Please report every line from the material that contains the word "grid".
··········
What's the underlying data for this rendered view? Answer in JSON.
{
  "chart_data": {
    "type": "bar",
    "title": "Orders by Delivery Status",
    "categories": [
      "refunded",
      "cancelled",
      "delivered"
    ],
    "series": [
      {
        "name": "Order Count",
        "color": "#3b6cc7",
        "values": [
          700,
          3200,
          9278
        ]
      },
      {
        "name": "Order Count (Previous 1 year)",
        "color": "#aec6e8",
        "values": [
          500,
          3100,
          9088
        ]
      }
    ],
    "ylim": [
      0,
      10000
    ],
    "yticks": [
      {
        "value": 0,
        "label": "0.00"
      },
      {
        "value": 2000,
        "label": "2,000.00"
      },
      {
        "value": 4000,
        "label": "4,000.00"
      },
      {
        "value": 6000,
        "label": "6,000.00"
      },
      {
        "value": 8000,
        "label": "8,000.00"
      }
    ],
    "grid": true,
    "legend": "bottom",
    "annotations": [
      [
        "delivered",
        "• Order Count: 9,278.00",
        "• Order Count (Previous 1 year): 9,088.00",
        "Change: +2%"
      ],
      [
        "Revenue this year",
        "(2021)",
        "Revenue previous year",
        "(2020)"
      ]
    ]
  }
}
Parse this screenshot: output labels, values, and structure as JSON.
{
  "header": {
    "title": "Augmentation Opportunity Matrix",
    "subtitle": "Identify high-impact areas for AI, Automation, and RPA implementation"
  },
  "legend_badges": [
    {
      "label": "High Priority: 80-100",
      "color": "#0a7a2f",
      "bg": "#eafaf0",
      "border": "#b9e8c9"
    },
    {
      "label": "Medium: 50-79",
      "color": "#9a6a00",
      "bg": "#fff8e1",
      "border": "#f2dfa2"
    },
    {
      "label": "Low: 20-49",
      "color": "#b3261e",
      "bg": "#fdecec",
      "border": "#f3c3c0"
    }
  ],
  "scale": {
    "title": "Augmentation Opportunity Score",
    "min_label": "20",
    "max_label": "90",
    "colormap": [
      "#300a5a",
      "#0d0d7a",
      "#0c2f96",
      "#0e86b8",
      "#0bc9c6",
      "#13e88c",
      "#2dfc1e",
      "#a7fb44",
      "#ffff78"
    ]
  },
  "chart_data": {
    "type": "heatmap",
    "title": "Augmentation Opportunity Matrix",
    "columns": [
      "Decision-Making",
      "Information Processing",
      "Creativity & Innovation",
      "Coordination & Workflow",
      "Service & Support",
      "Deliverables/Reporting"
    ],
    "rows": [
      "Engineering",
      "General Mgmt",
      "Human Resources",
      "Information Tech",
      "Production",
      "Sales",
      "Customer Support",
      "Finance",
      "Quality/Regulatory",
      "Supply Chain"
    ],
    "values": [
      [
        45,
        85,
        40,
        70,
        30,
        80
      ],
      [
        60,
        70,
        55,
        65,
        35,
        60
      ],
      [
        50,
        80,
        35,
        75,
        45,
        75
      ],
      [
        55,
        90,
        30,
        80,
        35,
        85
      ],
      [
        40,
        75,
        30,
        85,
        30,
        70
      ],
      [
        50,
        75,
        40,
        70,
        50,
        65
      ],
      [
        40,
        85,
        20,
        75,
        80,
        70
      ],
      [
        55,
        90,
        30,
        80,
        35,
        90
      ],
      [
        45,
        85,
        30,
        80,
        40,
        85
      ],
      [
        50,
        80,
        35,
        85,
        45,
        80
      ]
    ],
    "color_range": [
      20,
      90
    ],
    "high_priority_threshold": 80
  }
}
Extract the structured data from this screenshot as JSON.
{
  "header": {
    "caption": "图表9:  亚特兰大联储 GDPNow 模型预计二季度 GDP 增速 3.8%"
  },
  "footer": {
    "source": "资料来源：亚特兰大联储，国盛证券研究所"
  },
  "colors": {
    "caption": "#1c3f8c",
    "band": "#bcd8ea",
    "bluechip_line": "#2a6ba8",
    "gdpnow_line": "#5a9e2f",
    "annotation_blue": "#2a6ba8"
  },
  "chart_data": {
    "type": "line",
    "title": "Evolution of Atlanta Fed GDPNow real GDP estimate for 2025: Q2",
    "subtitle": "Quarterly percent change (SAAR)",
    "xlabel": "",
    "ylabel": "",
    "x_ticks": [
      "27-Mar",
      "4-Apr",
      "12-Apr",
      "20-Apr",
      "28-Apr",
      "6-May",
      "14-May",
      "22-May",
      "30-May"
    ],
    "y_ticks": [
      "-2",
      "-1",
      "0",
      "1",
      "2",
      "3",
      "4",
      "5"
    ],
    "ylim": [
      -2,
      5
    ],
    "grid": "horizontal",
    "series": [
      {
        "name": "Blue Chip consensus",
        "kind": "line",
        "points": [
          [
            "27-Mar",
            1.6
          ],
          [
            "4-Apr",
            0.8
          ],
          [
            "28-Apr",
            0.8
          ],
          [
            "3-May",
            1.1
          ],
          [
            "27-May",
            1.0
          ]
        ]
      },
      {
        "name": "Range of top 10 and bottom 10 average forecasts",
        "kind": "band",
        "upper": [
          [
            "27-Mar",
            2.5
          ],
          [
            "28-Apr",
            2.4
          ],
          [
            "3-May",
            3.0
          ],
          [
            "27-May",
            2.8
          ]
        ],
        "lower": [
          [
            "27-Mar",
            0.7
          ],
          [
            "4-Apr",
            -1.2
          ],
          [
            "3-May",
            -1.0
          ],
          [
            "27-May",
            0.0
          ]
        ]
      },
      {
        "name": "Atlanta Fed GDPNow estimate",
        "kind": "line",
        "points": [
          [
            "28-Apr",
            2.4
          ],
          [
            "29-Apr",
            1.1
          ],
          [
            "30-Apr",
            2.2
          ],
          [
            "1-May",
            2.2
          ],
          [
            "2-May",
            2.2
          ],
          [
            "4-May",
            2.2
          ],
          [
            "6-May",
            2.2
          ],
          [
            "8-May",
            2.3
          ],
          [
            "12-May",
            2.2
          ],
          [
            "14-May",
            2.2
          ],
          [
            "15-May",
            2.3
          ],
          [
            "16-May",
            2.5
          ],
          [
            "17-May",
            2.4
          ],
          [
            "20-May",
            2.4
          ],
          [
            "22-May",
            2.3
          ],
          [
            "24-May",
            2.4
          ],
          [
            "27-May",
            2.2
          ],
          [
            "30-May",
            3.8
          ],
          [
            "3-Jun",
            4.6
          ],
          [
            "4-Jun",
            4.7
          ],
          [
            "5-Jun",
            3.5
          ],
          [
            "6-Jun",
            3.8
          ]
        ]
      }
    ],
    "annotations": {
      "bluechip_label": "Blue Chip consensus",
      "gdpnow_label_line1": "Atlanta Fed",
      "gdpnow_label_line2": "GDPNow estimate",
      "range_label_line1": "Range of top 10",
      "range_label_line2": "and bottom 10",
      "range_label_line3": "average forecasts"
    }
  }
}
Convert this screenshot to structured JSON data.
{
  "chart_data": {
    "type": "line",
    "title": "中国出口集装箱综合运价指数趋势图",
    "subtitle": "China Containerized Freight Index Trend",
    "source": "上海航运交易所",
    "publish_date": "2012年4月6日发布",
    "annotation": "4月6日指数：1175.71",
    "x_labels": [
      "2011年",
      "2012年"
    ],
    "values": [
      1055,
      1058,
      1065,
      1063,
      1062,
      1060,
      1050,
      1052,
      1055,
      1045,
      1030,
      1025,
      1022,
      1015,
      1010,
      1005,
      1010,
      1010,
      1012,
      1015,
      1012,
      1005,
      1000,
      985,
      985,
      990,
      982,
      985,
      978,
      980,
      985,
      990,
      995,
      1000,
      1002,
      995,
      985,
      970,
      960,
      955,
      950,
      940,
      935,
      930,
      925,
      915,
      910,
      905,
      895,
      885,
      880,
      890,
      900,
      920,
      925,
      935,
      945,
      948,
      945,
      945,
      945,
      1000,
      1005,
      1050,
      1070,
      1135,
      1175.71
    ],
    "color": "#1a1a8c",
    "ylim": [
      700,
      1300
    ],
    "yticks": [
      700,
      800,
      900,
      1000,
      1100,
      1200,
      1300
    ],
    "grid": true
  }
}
··········
Answer for this exercise:
    "grid": true,
    "grid": "horizontal",
    "grid": true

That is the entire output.